_SET TASK_
Repeat every record below exactly as it appears.

_INFORMATION PROVIDED_
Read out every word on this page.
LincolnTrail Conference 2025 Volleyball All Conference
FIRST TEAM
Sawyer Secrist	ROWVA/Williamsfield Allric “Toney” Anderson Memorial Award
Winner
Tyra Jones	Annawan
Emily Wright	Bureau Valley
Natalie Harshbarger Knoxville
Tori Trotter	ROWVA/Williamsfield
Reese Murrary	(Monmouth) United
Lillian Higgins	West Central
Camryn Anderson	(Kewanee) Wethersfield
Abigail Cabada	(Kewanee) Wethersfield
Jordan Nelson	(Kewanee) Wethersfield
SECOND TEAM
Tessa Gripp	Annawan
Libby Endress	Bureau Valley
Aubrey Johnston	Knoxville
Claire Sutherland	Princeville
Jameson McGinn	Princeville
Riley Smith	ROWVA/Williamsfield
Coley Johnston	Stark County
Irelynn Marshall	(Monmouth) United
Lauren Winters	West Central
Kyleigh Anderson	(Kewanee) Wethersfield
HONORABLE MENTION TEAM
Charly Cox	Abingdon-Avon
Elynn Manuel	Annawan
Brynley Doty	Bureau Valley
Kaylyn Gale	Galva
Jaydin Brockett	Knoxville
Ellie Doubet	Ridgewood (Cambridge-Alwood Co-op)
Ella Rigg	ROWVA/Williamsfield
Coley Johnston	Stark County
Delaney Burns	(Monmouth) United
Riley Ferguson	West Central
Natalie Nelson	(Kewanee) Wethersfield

_RESPONSE_
Read out every word on this page.
LincolnTrail Conference 2025 Volleyball All Conference
FIRST TEAM
Sawyer Secrist	ROWVA/Williamsfield Allric “Toney” Anderson Memorial Award
Winner
Tyra Jones	Annawan
Emily Wright	Bureau Valley
Natalie Harshbarger Knoxville
Tori Trotter	ROWVA/Williamsfield
Reese Murrary	(Monmouth) United
Lillian Higgins	West Central
Camryn Anderson	(Kewanee) Wethersfield
Abigail Cabada	(Kewanee) Wethersfield
Jordan Nelson	(Kewanee) Wethersfield
SECOND TEAM
Tessa Gripp	Annawan
Libby Endress	Bureau Valley
Aubrey Johnston	Knoxville
Claire Sutherland	Princeville
Jameson McGinn	Princeville
Riley Smith	ROWVA/Williamsfield
Coley Johnston	Stark County
Irelynn Marshall	(Monmouth) United
Lauren Winters	West Central
Kyleigh Anderson	(Kewanee) Wethersfield
HONORABLE MENTION TEAM
Charly Cox	Abingdon-Avon
Elynn Manuel	Annawan
Brynley Doty	Bureau Valley
Kaylyn Gale	Galva
Jaydin Brockett	Knoxville
Ellie Doubet	Ridgewood (Cambridge-Alwood Co-op)
Ella Rigg	ROWVA/Williamsfield
Coley Johnston	Stark County
Delaney Burns	(Monmouth) United
Riley Ferguson	West Central
Natalie Nelson	(Kewanee) Wethersfield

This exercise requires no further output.